**RECORDS SHOWN:**

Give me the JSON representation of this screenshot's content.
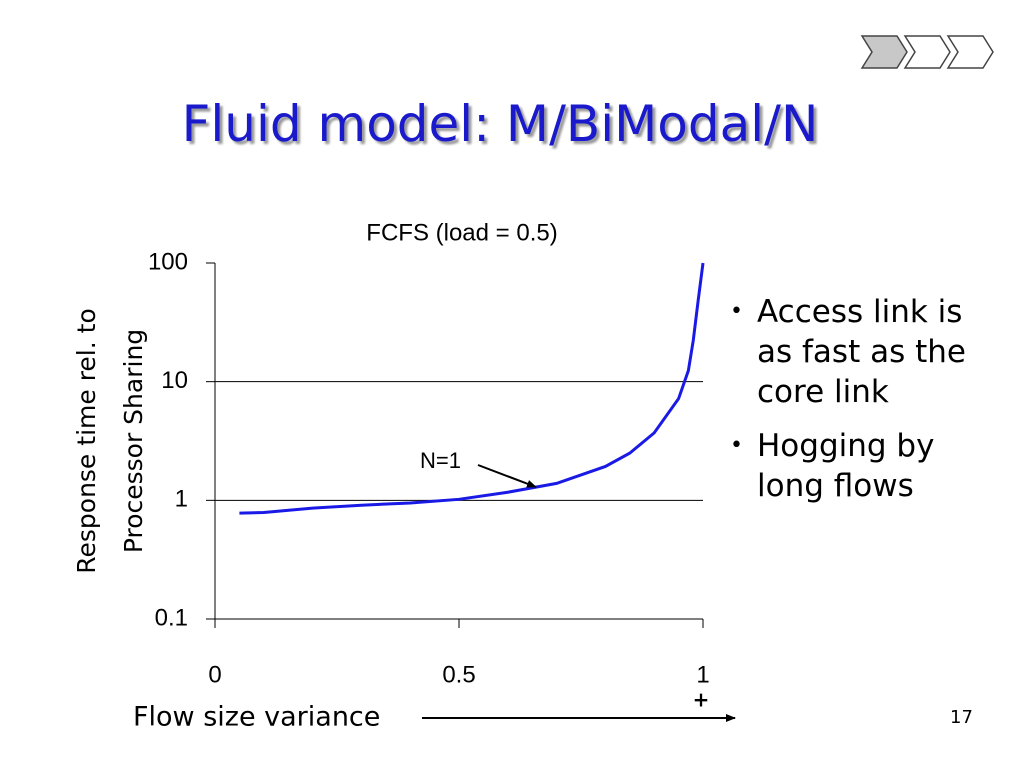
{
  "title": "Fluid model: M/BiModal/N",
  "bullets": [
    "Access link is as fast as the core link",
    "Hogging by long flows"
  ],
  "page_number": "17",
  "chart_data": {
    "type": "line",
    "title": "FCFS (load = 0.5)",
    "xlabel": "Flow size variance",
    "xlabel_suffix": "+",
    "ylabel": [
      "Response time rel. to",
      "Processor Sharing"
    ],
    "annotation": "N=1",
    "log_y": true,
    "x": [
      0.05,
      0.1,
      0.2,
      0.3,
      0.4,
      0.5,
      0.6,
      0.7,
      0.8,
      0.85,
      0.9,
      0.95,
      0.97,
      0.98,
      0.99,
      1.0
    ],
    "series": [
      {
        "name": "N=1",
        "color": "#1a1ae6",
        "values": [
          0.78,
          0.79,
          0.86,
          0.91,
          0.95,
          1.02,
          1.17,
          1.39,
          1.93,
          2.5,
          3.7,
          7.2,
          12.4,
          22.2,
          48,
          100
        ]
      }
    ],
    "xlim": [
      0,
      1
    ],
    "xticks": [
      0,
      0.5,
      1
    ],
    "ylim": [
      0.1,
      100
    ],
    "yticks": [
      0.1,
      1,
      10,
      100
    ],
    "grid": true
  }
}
---
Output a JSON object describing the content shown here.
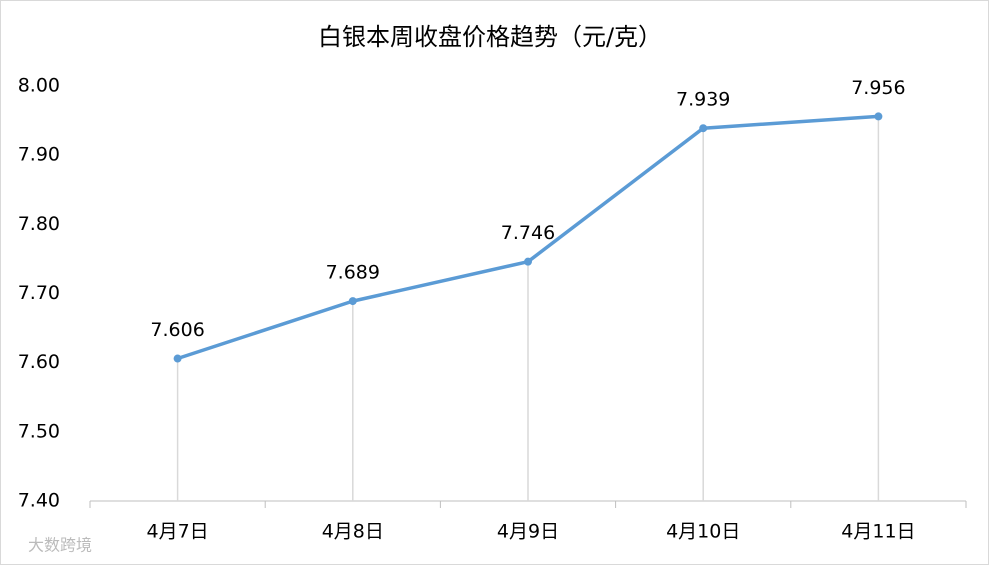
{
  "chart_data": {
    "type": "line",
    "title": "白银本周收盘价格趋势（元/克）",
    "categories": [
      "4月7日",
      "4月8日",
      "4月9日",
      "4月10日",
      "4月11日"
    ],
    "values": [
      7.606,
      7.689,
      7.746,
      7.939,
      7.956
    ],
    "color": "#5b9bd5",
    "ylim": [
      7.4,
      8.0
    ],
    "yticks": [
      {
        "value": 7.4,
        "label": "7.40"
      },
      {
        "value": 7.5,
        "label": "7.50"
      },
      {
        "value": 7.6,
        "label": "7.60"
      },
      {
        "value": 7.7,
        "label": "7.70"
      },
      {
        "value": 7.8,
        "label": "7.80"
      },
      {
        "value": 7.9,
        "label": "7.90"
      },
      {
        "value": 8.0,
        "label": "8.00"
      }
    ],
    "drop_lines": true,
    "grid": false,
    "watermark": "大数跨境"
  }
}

**YOUR INSTRUCTIONS:** Report the number of lines in the listing above that include the word "content", and nothing else.

**FULL OUTPUT:** 2